[Excerpt from a dataset]
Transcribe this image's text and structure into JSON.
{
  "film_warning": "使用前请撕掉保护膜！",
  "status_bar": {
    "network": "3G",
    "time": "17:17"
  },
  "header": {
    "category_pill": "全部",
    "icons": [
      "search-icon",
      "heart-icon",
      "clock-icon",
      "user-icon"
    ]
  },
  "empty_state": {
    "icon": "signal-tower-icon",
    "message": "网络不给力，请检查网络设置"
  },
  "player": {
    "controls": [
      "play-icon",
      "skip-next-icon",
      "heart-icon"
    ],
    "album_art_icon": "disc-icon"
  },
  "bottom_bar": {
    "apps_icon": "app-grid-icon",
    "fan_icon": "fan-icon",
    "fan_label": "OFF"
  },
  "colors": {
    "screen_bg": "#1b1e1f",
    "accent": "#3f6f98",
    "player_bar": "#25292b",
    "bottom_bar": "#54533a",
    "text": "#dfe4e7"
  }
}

THE PROBLEM →
Output each entry precisely as given.

RESULT OF THIS TASK →
Transcribe this image's text and structure into JSON.
{
  "film_warning": "使用前请撕掉保护膜！",
  "status_bar": {
    "network": "3G",
    "time": "17:17"
  },
  "header": {
    "category_pill": "全部",
    "icons": [
      "search-icon",
      "heart-icon",
      "clock-icon",
      "user-icon"
    ]
  },
  "empty_state": {
    "icon": "signal-tower-icon",
    "message": "网络不给力，请检查网络设置"
  },
  "player": {
    "controls": [
      "play-icon",
      "skip-next-icon",
      "heart-icon"
    ],
    "album_art_icon": "disc-icon"
  },
  "bottom_bar": {
    "apps_icon": "app-grid-icon",
    "fan_icon": "fan-icon",
    "fan_label": "OFF"
  },
  "colors": {
    "screen_bg": "#1b1e1f",
    "accent": "#3f6f98",
    "player_bar": "#25292b",
    "bottom_bar": "#54533a",
    "text": "#dfe4e7"
  }
}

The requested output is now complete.